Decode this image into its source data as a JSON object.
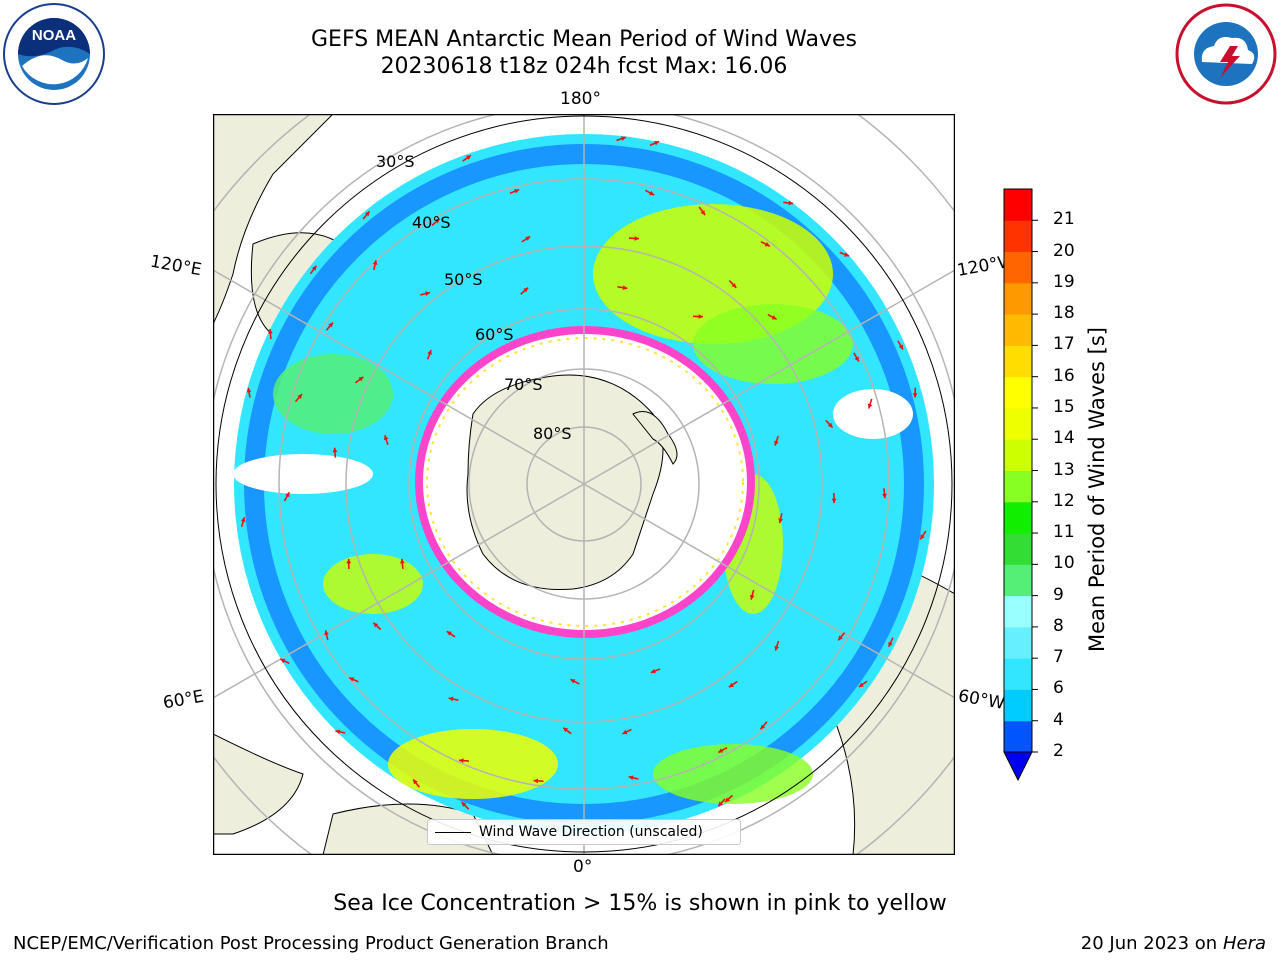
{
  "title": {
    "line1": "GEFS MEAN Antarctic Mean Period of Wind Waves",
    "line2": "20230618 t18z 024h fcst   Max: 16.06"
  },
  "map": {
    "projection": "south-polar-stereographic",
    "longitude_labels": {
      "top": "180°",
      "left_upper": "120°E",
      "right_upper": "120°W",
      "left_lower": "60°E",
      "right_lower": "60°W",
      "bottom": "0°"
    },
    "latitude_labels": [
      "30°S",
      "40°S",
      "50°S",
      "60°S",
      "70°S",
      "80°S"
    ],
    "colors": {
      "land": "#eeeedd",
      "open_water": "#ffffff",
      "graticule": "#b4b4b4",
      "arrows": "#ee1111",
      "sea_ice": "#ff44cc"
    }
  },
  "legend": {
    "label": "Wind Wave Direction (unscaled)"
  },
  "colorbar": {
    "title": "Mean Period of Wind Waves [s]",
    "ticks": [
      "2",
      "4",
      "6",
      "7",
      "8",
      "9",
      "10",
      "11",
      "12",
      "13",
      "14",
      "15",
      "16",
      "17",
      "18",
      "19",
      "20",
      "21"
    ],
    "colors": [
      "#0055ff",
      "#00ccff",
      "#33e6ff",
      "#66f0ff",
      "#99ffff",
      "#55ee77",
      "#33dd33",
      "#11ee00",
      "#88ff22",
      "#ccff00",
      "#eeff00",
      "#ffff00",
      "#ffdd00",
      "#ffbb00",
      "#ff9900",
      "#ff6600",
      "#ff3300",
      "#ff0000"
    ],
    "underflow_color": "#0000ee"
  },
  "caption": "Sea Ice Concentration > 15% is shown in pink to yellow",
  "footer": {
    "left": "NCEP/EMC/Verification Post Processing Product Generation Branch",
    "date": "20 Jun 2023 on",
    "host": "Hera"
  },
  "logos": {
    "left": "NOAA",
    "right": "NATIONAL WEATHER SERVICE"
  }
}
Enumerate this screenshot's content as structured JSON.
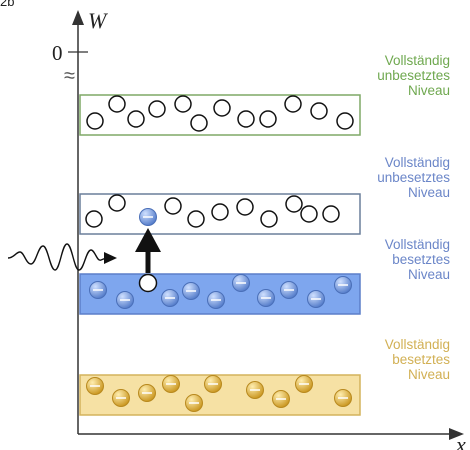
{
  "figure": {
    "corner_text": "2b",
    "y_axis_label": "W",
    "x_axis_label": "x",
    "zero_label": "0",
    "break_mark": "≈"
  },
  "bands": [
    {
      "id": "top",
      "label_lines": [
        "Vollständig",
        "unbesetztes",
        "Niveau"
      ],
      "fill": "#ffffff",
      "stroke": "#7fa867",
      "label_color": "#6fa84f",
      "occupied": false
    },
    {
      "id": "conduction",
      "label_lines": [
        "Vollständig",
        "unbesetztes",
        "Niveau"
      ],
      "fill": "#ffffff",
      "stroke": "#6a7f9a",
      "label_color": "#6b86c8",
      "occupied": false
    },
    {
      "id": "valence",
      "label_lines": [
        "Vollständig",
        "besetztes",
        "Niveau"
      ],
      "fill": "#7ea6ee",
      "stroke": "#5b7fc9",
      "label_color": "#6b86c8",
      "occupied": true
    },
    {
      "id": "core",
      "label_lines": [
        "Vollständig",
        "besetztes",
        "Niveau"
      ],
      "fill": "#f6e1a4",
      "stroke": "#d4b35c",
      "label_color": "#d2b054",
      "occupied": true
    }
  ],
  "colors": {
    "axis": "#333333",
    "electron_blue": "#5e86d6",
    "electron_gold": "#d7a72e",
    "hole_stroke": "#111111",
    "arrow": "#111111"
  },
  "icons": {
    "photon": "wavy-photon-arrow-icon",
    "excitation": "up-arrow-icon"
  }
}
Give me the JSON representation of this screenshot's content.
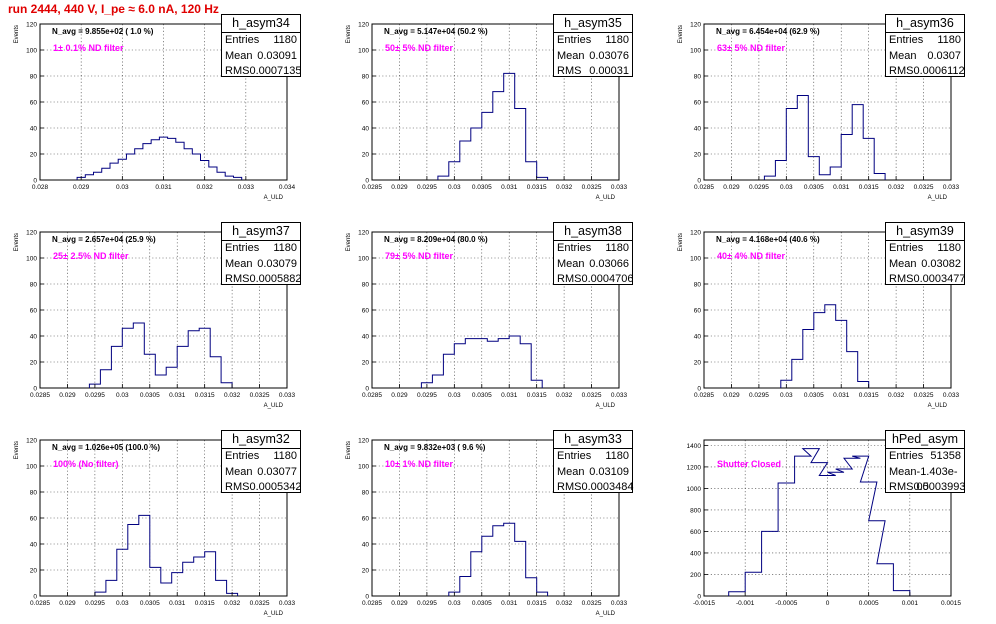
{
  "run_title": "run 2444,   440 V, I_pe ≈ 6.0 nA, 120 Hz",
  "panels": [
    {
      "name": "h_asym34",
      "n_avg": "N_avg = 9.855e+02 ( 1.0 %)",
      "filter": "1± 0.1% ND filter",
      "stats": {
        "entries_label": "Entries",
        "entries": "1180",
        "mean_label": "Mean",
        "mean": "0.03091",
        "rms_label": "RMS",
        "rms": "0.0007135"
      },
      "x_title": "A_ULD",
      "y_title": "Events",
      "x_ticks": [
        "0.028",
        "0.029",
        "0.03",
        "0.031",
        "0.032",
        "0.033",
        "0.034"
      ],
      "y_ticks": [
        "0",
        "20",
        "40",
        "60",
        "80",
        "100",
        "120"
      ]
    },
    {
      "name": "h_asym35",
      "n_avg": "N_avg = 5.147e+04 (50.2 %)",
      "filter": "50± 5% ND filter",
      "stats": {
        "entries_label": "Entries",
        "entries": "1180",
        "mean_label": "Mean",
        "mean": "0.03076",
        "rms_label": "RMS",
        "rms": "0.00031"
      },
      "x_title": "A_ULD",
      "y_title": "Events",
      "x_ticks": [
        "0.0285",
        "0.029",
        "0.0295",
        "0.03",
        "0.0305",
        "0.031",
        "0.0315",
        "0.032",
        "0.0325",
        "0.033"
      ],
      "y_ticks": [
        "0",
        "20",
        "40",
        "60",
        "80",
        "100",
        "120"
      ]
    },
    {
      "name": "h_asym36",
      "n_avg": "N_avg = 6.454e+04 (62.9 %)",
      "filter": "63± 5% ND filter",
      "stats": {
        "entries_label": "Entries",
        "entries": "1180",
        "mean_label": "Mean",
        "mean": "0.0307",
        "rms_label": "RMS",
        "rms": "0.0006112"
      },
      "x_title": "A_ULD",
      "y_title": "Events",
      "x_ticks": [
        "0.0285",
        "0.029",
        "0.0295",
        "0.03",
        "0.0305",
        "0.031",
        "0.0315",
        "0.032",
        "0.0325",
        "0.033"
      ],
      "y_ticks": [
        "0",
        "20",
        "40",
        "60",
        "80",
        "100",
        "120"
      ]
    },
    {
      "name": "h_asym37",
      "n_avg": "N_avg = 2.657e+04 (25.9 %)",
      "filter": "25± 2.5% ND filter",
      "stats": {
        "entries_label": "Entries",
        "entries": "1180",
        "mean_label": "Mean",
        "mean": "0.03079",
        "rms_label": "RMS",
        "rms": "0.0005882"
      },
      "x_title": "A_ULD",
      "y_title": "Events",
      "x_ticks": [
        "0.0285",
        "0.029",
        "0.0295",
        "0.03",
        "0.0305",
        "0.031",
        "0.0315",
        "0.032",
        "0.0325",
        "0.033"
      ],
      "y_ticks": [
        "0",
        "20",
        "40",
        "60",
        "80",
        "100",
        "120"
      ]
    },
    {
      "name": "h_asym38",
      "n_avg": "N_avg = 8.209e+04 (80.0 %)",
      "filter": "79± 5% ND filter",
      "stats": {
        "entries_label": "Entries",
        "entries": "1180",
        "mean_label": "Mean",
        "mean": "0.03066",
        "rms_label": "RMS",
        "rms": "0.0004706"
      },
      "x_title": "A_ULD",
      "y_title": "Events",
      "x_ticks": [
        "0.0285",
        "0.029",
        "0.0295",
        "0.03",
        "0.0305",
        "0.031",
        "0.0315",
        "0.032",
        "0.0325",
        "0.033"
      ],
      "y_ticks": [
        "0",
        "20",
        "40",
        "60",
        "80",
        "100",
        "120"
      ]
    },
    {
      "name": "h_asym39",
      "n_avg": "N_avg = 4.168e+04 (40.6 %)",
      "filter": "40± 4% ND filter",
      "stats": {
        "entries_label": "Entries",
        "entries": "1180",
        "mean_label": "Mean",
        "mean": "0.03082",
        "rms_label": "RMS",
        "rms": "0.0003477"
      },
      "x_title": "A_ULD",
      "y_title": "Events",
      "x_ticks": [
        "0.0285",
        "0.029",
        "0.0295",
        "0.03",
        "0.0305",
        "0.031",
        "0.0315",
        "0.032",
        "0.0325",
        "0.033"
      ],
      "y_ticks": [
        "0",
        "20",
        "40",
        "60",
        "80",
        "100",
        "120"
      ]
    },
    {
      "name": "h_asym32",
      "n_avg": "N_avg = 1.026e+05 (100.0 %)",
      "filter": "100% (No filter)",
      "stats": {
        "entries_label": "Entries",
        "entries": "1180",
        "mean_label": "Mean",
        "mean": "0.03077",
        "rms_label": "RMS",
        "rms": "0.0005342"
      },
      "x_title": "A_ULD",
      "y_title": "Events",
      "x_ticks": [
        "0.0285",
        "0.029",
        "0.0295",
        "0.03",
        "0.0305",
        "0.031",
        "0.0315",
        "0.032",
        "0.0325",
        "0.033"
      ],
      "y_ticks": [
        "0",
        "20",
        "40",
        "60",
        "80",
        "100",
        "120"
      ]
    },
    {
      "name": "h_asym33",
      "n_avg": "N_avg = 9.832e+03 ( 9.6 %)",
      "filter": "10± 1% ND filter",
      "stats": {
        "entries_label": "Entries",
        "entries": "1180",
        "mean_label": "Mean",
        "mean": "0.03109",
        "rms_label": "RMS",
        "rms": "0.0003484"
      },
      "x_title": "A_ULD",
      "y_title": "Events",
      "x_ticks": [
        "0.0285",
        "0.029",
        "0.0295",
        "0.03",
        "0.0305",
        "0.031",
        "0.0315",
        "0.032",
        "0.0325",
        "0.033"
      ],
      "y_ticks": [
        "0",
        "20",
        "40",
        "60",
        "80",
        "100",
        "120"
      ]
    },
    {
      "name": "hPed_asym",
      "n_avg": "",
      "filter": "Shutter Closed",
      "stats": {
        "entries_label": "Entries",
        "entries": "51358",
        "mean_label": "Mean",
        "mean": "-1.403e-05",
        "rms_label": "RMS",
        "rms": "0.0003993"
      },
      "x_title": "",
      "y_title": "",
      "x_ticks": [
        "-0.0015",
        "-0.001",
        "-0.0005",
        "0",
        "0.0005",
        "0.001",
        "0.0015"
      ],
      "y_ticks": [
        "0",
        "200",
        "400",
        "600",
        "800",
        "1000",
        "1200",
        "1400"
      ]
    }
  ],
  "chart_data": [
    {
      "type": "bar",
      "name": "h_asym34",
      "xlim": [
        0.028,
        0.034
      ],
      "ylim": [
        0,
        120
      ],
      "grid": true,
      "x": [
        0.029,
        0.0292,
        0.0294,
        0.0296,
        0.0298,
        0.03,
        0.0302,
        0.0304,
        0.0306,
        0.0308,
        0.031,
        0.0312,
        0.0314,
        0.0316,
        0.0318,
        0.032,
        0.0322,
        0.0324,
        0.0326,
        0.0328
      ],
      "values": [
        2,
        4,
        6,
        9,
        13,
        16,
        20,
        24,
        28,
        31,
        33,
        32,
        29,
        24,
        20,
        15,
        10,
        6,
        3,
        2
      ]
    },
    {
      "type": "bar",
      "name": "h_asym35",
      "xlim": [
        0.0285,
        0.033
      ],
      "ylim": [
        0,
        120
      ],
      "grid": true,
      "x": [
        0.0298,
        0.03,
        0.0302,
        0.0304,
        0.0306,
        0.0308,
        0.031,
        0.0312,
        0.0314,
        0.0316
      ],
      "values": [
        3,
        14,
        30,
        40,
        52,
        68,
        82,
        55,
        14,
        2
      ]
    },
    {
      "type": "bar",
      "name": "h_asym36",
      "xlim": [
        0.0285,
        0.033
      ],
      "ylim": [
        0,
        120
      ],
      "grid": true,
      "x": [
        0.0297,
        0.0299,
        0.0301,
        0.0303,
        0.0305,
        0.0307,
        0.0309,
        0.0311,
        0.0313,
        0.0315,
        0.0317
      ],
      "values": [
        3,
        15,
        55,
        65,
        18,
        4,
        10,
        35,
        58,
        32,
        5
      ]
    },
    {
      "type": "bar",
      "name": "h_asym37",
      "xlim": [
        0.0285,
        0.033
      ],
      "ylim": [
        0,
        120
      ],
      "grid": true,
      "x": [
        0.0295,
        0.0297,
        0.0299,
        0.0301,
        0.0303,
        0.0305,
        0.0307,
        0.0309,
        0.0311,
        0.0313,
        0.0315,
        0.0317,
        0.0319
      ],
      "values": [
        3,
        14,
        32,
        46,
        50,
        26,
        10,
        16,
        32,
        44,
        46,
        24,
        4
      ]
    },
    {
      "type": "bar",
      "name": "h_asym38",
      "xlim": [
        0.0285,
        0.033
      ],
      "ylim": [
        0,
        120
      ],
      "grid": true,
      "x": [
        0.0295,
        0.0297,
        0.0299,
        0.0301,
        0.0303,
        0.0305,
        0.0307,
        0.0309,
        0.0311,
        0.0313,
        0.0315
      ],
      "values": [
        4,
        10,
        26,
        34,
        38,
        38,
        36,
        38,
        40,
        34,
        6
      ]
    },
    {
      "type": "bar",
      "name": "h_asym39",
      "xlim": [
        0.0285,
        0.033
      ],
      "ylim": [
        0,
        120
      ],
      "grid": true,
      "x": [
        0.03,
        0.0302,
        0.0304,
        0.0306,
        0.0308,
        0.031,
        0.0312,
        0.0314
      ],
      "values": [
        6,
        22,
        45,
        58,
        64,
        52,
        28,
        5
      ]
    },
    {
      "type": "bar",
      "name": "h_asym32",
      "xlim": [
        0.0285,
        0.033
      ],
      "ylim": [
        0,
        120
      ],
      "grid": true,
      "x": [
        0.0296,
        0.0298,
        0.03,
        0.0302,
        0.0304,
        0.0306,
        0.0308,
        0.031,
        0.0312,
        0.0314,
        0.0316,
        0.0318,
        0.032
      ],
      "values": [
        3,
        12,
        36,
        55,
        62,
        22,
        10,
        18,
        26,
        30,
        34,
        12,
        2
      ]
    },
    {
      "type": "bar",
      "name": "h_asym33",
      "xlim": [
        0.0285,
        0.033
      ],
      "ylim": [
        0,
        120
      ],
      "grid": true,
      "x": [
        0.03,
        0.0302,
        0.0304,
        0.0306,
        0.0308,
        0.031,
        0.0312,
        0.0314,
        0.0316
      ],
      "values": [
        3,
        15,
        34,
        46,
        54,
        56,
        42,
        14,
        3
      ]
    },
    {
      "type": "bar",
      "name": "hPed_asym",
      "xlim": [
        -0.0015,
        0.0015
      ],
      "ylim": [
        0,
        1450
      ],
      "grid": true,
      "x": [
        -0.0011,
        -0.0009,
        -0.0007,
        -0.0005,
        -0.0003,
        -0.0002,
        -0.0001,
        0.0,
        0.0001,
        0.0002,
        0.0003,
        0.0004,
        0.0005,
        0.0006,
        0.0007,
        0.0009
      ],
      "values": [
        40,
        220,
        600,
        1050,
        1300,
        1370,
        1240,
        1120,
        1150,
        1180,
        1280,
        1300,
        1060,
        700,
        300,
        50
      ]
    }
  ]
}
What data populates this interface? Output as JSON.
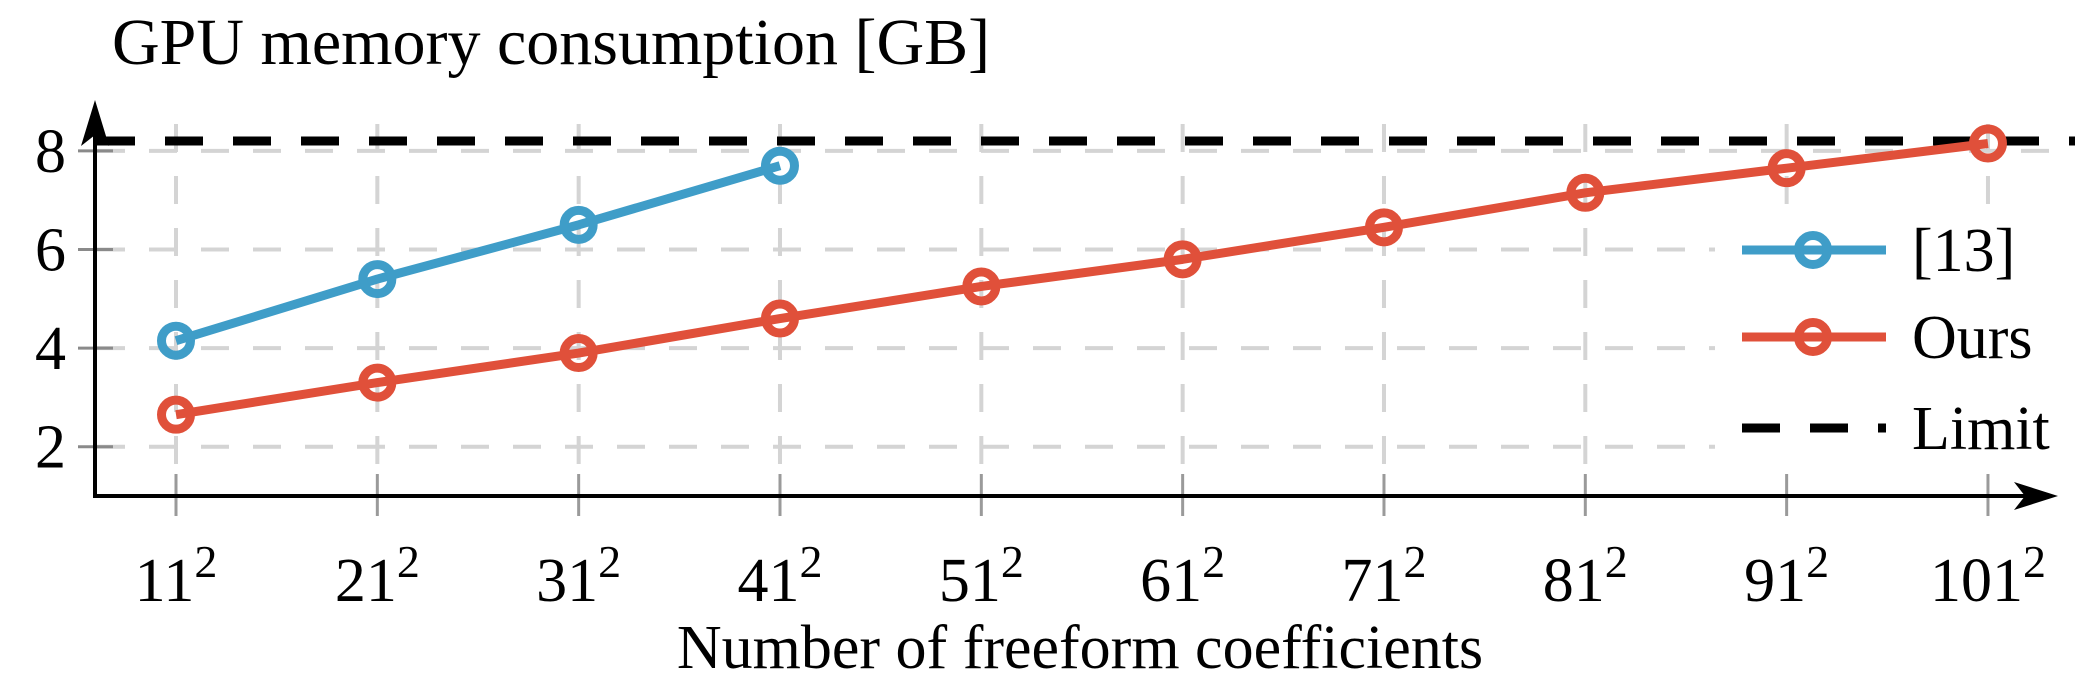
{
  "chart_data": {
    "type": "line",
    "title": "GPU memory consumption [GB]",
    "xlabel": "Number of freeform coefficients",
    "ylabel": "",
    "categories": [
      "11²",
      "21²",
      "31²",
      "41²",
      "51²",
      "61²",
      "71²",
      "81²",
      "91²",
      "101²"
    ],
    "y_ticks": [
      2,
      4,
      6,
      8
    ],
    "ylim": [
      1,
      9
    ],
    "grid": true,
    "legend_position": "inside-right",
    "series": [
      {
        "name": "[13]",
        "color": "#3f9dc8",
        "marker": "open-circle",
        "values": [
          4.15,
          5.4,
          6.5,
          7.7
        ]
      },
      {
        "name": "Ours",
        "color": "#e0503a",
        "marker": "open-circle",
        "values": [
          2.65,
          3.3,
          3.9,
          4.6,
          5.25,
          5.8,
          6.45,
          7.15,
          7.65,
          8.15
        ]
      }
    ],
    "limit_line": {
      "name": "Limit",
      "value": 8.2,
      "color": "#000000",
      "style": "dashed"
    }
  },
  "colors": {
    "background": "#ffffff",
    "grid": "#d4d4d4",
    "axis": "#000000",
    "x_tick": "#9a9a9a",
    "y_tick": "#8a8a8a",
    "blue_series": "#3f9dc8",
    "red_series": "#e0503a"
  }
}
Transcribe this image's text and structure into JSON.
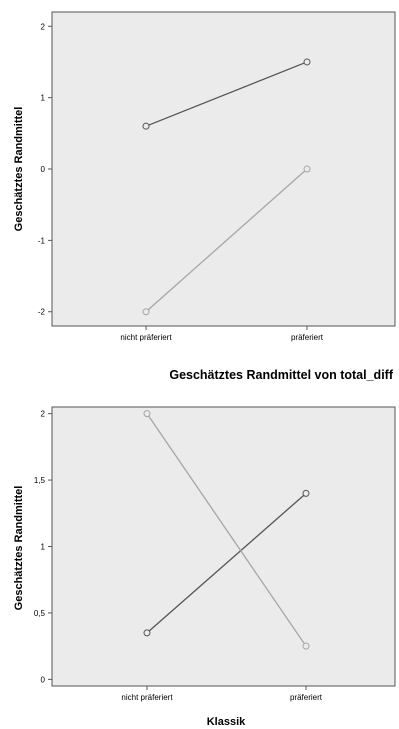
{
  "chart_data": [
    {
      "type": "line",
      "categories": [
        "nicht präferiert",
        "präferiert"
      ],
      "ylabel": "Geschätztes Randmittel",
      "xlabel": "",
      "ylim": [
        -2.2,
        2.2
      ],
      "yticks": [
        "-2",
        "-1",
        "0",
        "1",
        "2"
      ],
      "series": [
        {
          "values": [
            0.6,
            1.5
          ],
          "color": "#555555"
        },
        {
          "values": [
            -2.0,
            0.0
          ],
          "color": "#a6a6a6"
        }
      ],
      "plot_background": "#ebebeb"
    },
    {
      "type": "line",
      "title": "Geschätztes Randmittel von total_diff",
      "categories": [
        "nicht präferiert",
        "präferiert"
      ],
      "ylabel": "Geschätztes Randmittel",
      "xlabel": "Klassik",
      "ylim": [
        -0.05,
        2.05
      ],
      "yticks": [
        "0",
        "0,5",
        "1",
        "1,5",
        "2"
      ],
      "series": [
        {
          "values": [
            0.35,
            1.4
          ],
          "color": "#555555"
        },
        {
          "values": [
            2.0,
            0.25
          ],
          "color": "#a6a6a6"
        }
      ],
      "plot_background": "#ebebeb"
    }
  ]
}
◇ ◇ ◇ ◇ ◇
**Problem to work on:** Each line from the one that contains "Transcribe this image's" to the end of the listing must be quoted exactly; no other line and no picture belongs in the copy.

**Output of the exercise:**
Transcribe this image's text and structure into JSON.
{
  "chart_data": [
    {
      "type": "line",
      "categories": [
        "nicht präferiert",
        "präferiert"
      ],
      "ylabel": "Geschätztes Randmittel",
      "xlabel": "",
      "ylim": [
        -2.2,
        2.2
      ],
      "yticks": [
        "-2",
        "-1",
        "0",
        "1",
        "2"
      ],
      "series": [
        {
          "values": [
            0.6,
            1.5
          ],
          "color": "#555555"
        },
        {
          "values": [
            -2.0,
            0.0
          ],
          "color": "#a6a6a6"
        }
      ],
      "plot_background": "#ebebeb"
    },
    {
      "type": "line",
      "title": "Geschätztes Randmittel von total_diff",
      "categories": [
        "nicht präferiert",
        "präferiert"
      ],
      "ylabel": "Geschätztes Randmittel",
      "xlabel": "Klassik",
      "ylim": [
        -0.05,
        2.05
      ],
      "yticks": [
        "0",
        "0,5",
        "1",
        "1,5",
        "2"
      ],
      "series": [
        {
          "values": [
            0.35,
            1.4
          ],
          "color": "#555555"
        },
        {
          "values": [
            2.0,
            0.25
          ],
          "color": "#a6a6a6"
        }
      ],
      "plot_background": "#ebebeb"
    }
  ]
}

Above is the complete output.